=== Data shown ===
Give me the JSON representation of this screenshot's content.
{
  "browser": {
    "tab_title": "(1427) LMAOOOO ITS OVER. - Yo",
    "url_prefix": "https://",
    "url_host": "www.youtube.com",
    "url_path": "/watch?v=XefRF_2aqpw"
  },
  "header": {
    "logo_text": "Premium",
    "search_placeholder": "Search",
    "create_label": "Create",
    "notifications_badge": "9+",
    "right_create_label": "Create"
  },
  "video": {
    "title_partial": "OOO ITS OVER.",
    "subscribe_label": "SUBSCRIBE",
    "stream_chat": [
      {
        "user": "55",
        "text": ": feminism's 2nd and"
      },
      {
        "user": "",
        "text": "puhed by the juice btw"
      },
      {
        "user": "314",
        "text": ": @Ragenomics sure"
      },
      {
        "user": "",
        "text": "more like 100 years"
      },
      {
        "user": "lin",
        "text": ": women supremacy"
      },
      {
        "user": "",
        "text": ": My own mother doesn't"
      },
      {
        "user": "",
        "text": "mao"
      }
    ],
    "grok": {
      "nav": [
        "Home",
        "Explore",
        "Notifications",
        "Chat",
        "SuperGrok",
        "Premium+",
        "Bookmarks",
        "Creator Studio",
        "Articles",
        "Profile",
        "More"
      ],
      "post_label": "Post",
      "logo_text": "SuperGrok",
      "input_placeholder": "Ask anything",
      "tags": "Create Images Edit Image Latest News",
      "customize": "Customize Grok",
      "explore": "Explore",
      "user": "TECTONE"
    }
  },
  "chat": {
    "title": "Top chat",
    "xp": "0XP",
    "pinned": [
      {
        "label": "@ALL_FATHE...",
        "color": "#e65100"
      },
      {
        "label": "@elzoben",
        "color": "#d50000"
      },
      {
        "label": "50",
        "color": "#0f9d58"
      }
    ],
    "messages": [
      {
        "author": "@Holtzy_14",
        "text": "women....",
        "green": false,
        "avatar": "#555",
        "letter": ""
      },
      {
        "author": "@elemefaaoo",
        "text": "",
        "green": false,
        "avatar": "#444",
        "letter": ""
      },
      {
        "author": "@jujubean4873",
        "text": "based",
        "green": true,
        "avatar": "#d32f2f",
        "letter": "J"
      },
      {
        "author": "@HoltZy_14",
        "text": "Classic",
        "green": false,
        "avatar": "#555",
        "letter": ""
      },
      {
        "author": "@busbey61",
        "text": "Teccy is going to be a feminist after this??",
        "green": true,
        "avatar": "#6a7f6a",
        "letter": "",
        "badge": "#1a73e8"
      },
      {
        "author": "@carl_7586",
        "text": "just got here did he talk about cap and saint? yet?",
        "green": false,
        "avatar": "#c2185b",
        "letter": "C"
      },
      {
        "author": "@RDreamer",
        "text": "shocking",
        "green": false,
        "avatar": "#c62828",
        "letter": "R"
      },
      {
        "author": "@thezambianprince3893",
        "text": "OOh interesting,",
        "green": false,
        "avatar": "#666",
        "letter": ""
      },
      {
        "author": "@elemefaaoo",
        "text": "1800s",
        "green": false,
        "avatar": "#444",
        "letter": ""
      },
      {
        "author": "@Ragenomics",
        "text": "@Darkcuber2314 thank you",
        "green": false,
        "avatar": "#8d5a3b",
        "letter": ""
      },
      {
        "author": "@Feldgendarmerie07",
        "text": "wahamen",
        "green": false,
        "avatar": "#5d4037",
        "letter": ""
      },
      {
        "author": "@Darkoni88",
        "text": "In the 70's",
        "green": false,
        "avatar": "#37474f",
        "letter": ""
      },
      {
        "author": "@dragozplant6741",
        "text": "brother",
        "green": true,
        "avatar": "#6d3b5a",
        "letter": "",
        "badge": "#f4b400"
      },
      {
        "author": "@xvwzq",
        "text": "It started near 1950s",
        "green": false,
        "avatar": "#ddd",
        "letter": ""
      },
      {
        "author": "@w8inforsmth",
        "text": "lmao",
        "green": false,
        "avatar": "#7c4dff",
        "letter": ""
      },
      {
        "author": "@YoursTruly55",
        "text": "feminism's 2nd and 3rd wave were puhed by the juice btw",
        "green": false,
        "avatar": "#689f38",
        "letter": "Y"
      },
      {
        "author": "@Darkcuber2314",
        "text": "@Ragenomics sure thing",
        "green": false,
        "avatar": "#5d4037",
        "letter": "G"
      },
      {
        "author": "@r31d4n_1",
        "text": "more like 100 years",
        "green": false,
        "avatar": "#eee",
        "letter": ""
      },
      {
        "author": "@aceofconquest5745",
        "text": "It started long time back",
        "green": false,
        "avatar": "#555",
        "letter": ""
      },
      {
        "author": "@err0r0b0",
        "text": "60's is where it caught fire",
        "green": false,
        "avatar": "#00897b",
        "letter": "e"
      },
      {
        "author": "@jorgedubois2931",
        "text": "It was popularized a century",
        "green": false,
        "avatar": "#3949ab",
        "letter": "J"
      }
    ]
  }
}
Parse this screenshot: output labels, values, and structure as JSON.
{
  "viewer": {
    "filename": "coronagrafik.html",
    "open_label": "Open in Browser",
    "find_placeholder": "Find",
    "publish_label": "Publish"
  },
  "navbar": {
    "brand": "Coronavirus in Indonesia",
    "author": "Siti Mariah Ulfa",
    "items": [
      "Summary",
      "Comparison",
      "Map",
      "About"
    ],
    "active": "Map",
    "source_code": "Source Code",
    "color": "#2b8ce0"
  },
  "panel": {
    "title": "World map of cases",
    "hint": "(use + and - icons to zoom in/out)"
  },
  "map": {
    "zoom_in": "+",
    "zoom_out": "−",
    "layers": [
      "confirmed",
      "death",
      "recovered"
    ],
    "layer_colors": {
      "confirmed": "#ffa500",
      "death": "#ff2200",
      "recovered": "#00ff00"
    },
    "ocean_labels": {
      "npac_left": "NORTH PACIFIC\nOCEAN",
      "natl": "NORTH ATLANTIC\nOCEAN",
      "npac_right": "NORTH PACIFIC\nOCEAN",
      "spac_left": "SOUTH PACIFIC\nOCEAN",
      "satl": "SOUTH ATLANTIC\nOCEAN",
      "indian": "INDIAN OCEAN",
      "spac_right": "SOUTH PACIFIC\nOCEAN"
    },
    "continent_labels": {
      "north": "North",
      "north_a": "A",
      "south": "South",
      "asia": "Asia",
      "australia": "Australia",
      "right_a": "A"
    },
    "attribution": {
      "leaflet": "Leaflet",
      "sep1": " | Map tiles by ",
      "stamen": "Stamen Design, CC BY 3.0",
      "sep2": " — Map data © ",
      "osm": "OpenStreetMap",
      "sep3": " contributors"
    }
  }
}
===
### What to produce
With no words changed, transcribe the records above.

### Output for this task
Give me the JSON representation of this screenshot's content.
{
  "browser": {
    "tab_title": "(1427) LMAOOOO ITS OVER. - Yo",
    "url_prefix": "https://",
    "url_host": "www.youtube.com",
    "url_path": "/watch?v=XefRF_2aqpw"
  },
  "header": {
    "logo_text": "Premium",
    "search_placeholder": "Search",
    "create_label": "Create",
    "notifications_badge": "9+",
    "right_create_label": "Create"
  },
  "video": {
    "title_partial": "OOO ITS OVER.",
    "subscribe_label": "SUBSCRIBE",
    "stream_chat": [
      {
        "user": "55",
        "text": ": feminism's 2nd and"
      },
      {
        "user": "",
        "text": "puhed by the juice btw"
      },
      {
        "user": "314",
        "text": ": @Ragenomics sure"
      },
      {
        "user": "",
        "text": "more like 100 years"
      },
      {
        "user": "lin",
        "text": ": women supremacy"
      },
      {
        "user": "",
        "text": ": My own mother doesn't"
      },
      {
        "user": "",
        "text": "mao"
      }
    ],
    "grok": {
      "nav": [
        "Home",
        "Explore",
        "Notifications",
        "Chat",
        "SuperGrok",
        "Premium+",
        "Bookmarks",
        "Creator Studio",
        "Articles",
        "Profile",
        "More"
      ],
      "post_label": "Post",
      "logo_text": "SuperGrok",
      "input_placeholder": "Ask anything",
      "tags": "Create Images Edit Image Latest News",
      "customize": "Customize Grok",
      "explore": "Explore",
      "user": "TECTONE"
    }
  },
  "chat": {
    "title": "Top chat",
    "xp": "0XP",
    "pinned": [
      {
        "label": "@ALL_FATHE...",
        "color": "#e65100"
      },
      {
        "label": "@elzoben",
        "color": "#d50000"
      },
      {
        "label": "50",
        "color": "#0f9d58"
      }
    ],
    "messages": [
      {
        "author": "@Holtzy_14",
        "text": "women....",
        "green": false,
        "avatar": "#555",
        "letter": ""
      },
      {
        "author": "@elemefaaoo",
        "text": "",
        "green": false,
        "avatar": "#444",
        "letter": ""
      },
      {
        "author": "@jujubean4873",
        "text": "based",
        "green": true,
        "avatar": "#d32f2f",
        "letter": "J"
      },
      {
        "author": "@HoltZy_14",
        "text": "Classic",
        "green": false,
        "avatar": "#555",
        "letter": ""
      },
      {
        "author": "@busbey61",
        "text": "Teccy is going to be a feminist after this??",
        "green": true,
        "avatar": "#6a7f6a",
        "letter": "",
        "badge": "#1a73e8"
      },
      {
        "author": "@carl_7586",
        "text": "just got here did he talk about cap and saint? yet?",
        "green": false,
        "avatar": "#c2185b",
        "letter": "C"
      },
      {
        "author": "@RDreamer",
        "text": "shocking",
        "green": false,
        "avatar": "#c62828",
        "letter": "R"
      },
      {
        "author": "@thezambianprince3893",
        "text": "OOh interesting,",
        "green": false,
        "avatar": "#666",
        "letter": ""
      },
      {
        "author": "@elemefaaoo",
        "text": "1800s",
        "green": false,
        "avatar": "#444",
        "letter": ""
      },
      {
        "author": "@Ragenomics",
        "text": "@Darkcuber2314 thank you",
        "green": false,
        "avatar": "#8d5a3b",
        "letter": ""
      },
      {
        "author": "@Feldgendarmerie07",
        "text": "wahamen",
        "green": false,
        "avatar": "#5d4037",
        "letter": ""
      },
      {
        "author": "@Darkoni88",
        "text": "In the 70's",
        "green": false,
        "avatar": "#37474f",
        "letter": ""
      },
      {
        "author": "@dragozplant6741",
        "text": "brother",
        "green": true,
        "avatar": "#6d3b5a",
        "letter": "",
        "badge": "#f4b400"
      },
      {
        "author": "@xvwzq",
        "text": "It started near 1950s",
        "green": false,
        "avatar": "#ddd",
        "letter": ""
      },
      {
        "author": "@w8inforsmth",
        "text": "lmao",
        "green": false,
        "avatar": "#7c4dff",
        "letter": ""
      },
      {
        "author": "@YoursTruly55",
        "text": "feminism's 2nd and 3rd wave were puhed by the juice btw",
        "green": false,
        "avatar": "#689f38",
        "letter": "Y"
      },
      {
        "author": "@Darkcuber2314",
        "text": "@Ragenomics sure thing",
        "green": false,
        "avatar": "#5d4037",
        "letter": "G"
      },
      {
        "author": "@r31d4n_1",
        "text": "more like 100 years",
        "green": false,
        "avatar": "#eee",
        "letter": ""
      },
      {
        "author": "@aceofconquest5745",
        "text": "It started long time back",
        "green": false,
        "avatar": "#555",
        "letter": ""
      },
      {
        "author": "@err0r0b0",
        "text": "60's is where it caught fire",
        "green": false,
        "avatar": "#00897b",
        "letter": "e"
      },
      {
        "author": "@jorgedubois2931",
        "text": "It was popularized a century",
        "green": false,
        "avatar": "#3949ab",
        "letter": "J"
      }
    ]
  }
}
Parse this screenshot: output labels, values, and structure as JSON.
{
  "viewer": {
    "filename": "coronagrafik.html",
    "open_label": "Open in Browser",
    "find_placeholder": "Find",
    "publish_label": "Publish"
  },
  "navbar": {
    "brand": "Coronavirus in Indonesia",
    "author": "Siti Mariah Ulfa",
    "items": [
      "Summary",
      "Comparison",
      "Map",
      "About"
    ],
    "active": "Map",
    "source_code": "Source Code",
    "color": "#2b8ce0"
  },
  "panel": {
    "title": "World map of cases",
    "hint": "(use + and - icons to zoom in/out)"
  },
  "map": {
    "zoom_in": "+",
    "zoom_out": "−",
    "layers": [
      "confirmed",
      "death",
      "recovered"
    ],
    "layer_colors": {
      "confirmed": "#ffa500",
      "death": "#ff2200",
      "recovered": "#00ff00"
    },
    "ocean_labels": {
      "npac_left": "NORTH PACIFIC\nOCEAN",
      "natl": "NORTH ATLANTIC\nOCEAN",
      "npac_right": "NORTH PACIFIC\nOCEAN",
      "spac_left": "SOUTH PACIFIC\nOCEAN",
      "satl": "SOUTH ATLANTIC\nOCEAN",
      "indian": "INDIAN OCEAN",
      "spac_right": "SOUTH PACIFIC\nOCEAN"
    },
    "continent_labels": {
      "north": "North",
      "north_a": "A",
      "south": "South",
      "asia": "Asia",
      "australia": "Australia",
      "right_a": "A"
    },
    "attribution": {
      "leaflet": "Leaflet",
      "sep1": " | Map tiles by ",
      "stamen": "Stamen Design, CC BY 3.0",
      "sep2": " — Map data © ",
      "osm": "OpenStreetMap",
      "sep3": " contributors"
    }
  }
}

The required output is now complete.